Task goal –
Show only lines that include "Ῥώμης".

Dataset items:
- - -
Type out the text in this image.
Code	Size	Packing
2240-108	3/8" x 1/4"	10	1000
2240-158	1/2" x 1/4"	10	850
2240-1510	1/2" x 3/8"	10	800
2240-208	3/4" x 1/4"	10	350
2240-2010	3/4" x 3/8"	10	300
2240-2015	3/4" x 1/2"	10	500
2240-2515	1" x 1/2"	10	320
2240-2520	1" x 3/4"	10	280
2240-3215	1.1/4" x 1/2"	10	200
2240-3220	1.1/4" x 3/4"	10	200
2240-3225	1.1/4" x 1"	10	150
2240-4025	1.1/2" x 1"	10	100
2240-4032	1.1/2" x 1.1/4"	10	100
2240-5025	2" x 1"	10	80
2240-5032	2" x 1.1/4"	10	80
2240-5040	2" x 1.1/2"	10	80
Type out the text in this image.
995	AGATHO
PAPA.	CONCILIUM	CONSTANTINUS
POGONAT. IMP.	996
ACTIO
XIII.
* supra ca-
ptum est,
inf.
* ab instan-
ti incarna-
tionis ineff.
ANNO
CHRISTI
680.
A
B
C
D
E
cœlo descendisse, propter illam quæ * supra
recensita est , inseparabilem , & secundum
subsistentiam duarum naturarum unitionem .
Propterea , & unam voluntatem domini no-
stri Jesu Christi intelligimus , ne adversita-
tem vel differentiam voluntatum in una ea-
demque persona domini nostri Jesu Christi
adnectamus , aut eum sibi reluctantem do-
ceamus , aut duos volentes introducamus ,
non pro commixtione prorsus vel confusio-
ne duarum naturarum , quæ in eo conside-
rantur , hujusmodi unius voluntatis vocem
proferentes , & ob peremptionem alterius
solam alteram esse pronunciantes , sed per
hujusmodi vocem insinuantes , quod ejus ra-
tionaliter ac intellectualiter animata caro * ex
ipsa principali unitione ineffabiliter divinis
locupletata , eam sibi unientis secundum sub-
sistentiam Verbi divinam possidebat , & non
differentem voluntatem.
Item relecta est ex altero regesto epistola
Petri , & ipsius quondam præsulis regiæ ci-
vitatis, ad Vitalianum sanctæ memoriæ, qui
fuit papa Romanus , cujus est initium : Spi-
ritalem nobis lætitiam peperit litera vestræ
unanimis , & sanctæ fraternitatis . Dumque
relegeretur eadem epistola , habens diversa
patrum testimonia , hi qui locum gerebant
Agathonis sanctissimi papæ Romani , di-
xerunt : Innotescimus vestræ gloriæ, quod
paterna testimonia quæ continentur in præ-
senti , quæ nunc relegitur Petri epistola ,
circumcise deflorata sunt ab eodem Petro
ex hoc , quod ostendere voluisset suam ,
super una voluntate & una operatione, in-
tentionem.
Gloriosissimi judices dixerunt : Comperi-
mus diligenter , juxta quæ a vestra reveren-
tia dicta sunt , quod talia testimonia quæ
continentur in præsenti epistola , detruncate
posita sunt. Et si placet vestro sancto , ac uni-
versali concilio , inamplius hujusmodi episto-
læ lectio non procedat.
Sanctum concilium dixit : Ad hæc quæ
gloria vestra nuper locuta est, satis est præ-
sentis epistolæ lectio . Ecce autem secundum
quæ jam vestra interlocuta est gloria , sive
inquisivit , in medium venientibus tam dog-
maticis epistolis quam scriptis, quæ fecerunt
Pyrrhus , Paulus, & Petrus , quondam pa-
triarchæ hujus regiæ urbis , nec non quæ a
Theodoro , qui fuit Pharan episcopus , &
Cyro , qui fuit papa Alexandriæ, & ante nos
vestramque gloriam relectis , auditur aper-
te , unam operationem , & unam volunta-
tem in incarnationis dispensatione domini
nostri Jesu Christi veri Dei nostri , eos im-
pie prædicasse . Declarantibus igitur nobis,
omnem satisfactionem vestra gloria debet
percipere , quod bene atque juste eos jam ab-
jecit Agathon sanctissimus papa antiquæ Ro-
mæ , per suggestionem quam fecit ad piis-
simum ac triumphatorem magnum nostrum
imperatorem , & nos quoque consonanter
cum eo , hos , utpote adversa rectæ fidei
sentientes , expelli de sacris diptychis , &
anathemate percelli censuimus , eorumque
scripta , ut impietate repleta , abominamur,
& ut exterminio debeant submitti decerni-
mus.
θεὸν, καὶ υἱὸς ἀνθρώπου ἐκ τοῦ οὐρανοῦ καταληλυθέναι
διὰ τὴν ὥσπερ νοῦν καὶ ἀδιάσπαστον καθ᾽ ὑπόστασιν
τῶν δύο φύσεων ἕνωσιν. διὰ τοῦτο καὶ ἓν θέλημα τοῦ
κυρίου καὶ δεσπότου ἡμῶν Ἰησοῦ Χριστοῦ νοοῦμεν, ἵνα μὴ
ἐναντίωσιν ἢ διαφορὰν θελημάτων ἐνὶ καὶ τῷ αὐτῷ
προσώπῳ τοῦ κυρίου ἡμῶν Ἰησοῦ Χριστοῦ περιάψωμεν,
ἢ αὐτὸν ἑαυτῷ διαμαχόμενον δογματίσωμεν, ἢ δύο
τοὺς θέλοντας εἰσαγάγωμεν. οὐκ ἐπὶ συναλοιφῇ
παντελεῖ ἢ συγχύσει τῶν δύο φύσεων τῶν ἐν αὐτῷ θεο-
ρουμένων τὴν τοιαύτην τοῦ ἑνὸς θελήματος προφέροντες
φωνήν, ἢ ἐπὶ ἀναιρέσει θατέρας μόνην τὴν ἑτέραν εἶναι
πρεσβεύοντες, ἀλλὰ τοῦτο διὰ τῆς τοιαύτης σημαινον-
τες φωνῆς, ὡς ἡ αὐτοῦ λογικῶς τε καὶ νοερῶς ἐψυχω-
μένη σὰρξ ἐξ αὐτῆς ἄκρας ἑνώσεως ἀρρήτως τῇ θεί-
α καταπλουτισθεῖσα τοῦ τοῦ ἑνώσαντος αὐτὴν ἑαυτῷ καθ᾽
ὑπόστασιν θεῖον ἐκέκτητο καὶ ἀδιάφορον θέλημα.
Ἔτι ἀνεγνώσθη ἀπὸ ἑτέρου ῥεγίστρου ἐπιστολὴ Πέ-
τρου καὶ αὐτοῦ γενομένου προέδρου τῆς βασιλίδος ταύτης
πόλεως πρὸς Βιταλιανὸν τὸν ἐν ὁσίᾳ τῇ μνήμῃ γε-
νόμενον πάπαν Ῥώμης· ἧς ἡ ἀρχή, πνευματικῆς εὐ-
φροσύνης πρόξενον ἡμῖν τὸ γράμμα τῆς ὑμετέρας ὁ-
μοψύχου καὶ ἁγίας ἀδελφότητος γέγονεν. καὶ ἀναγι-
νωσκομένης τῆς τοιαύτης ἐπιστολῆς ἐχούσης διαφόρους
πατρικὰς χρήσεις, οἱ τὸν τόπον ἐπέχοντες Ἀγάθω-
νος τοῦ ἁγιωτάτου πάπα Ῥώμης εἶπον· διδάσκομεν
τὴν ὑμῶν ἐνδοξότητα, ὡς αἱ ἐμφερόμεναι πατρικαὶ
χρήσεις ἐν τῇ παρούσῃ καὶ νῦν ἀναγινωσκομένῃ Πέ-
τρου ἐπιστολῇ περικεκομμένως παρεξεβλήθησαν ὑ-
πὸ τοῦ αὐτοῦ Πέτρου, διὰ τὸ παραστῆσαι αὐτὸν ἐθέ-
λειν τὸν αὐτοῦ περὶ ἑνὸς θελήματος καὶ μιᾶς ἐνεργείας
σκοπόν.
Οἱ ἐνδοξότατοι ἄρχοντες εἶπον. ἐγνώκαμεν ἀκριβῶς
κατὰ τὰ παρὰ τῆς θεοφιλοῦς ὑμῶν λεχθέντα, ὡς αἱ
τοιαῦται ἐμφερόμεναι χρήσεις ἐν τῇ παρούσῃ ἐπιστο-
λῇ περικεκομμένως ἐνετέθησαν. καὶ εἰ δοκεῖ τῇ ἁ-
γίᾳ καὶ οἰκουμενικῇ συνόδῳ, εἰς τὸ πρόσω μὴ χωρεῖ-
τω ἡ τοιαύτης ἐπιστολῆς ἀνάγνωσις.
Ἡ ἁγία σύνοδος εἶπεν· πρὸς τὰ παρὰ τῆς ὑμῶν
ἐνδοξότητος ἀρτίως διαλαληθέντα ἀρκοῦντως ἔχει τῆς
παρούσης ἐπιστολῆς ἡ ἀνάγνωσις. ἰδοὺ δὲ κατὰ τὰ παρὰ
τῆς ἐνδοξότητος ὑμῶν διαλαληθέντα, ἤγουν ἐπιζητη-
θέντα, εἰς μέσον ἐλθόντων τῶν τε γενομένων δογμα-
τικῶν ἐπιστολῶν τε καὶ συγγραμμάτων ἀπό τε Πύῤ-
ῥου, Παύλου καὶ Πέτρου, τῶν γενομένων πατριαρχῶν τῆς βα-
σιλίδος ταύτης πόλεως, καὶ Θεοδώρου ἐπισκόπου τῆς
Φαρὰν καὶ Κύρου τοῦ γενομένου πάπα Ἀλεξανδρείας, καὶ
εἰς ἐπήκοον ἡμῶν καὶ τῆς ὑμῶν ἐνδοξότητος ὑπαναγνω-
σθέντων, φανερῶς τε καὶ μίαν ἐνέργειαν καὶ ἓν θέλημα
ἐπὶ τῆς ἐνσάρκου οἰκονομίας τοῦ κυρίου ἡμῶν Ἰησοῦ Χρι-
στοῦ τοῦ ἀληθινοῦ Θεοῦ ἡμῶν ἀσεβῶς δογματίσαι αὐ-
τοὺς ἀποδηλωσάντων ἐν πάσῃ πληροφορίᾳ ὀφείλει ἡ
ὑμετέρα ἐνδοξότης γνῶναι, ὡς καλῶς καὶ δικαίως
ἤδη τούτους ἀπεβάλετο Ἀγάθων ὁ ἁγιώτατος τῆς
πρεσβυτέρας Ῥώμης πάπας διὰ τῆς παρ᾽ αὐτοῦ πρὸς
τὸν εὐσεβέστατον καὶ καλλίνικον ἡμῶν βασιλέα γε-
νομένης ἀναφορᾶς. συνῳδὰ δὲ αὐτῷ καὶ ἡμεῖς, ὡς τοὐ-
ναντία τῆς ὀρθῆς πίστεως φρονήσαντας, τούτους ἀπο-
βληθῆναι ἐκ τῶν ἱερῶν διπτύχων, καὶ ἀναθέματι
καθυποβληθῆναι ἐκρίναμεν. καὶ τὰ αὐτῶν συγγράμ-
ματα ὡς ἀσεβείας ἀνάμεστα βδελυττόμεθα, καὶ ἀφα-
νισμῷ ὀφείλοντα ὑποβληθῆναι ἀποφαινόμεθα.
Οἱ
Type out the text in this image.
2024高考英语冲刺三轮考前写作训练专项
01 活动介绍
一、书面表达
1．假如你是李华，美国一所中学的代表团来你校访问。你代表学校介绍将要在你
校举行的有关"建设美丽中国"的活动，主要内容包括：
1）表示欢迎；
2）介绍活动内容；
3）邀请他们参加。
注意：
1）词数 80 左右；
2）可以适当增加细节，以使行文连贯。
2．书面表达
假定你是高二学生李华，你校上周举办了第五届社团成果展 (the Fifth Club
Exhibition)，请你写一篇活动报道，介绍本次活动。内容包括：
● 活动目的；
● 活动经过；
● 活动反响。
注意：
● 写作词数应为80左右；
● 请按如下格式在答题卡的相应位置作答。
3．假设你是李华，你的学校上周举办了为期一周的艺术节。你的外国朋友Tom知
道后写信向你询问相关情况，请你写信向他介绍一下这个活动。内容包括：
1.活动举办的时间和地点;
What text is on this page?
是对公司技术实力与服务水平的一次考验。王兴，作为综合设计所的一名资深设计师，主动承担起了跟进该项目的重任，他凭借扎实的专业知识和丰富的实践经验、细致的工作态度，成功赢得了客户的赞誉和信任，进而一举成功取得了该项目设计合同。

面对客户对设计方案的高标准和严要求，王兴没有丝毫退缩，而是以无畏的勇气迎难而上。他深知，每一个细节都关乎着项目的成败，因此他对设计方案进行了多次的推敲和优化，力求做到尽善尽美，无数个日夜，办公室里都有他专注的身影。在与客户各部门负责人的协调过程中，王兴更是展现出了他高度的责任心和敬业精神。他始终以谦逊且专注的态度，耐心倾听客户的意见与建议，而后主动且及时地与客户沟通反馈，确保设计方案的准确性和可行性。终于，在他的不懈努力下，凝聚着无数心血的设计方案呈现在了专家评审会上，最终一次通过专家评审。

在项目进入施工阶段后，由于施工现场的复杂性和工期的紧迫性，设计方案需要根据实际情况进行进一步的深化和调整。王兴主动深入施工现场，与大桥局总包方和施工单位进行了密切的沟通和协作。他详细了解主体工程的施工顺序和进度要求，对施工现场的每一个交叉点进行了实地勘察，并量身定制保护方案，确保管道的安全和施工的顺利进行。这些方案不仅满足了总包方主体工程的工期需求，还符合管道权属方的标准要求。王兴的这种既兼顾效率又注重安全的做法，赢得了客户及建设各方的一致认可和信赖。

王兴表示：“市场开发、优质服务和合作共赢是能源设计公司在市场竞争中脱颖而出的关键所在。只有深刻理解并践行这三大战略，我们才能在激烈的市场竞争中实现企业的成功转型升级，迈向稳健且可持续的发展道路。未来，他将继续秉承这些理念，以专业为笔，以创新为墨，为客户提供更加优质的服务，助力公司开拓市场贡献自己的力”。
- - -
Task answer –
νόμενον πάπαν Ῥώμης· ἧς ἡ ἀρχή, πνευματικῆς εὐ-
νος τοῦ ἁγιωτάτου πάπα Ῥώμης εἶπον· διδάσκομεν
πρεσβυτέρας Ῥώμης πάπας διὰ τῆς παρ᾽ αὐτοῦ πρὸς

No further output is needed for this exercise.